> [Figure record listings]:
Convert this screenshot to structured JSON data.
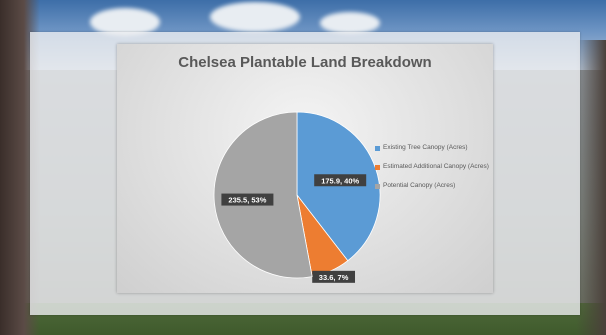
{
  "chart_data": {
    "type": "pie",
    "title": "Chelsea Plantable Land Breakdown",
    "slices": [
      {
        "name": "Existing Tree Canopy (Acres)",
        "value": 175.9,
        "percent": 40,
        "label": "175.9, 40%",
        "color": "#5b9bd5"
      },
      {
        "name": "Estimated Additional Canopy (Acres)",
        "value": 33.6,
        "percent": 7,
        "label": "33.6, 7%",
        "color": "#ed7d31"
      },
      {
        "name": "Potential Canopy (Acres)",
        "value": 235.5,
        "percent": 53,
        "label": "235.5, 53%",
        "color": "#a5a5a5"
      }
    ],
    "start_angle_deg": 0,
    "direction": "clockwise",
    "legend_position": "right"
  },
  "legend": {
    "items": [
      {
        "label": "Existing Tree Canopy (Acres)"
      },
      {
        "label": "Estimated Additional Canopy (Acres)"
      },
      {
        "label": "Potential Canopy (Acres)"
      }
    ]
  }
}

> [Given problem]: Quote the entries in full. Any image among them is to be omitted from the copy.

> [Task result]:
Convert this screenshot to structured JSON data.
{
  "chart_data": {
    "type": "pie",
    "title": "Chelsea Plantable Land Breakdown",
    "slices": [
      {
        "name": "Existing Tree Canopy (Acres)",
        "value": 175.9,
        "percent": 40,
        "label": "175.9, 40%",
        "color": "#5b9bd5"
      },
      {
        "name": "Estimated Additional Canopy (Acres)",
        "value": 33.6,
        "percent": 7,
        "label": "33.6, 7%",
        "color": "#ed7d31"
      },
      {
        "name": "Potential Canopy (Acres)",
        "value": 235.5,
        "percent": 53,
        "label": "235.5, 53%",
        "color": "#a5a5a5"
      }
    ],
    "start_angle_deg": 0,
    "direction": "clockwise",
    "legend_position": "right"
  },
  "legend": {
    "items": [
      {
        "label": "Existing Tree Canopy (Acres)"
      },
      {
        "label": "Estimated Additional Canopy (Acres)"
      },
      {
        "label": "Potential Canopy (Acres)"
      }
    ]
  }
}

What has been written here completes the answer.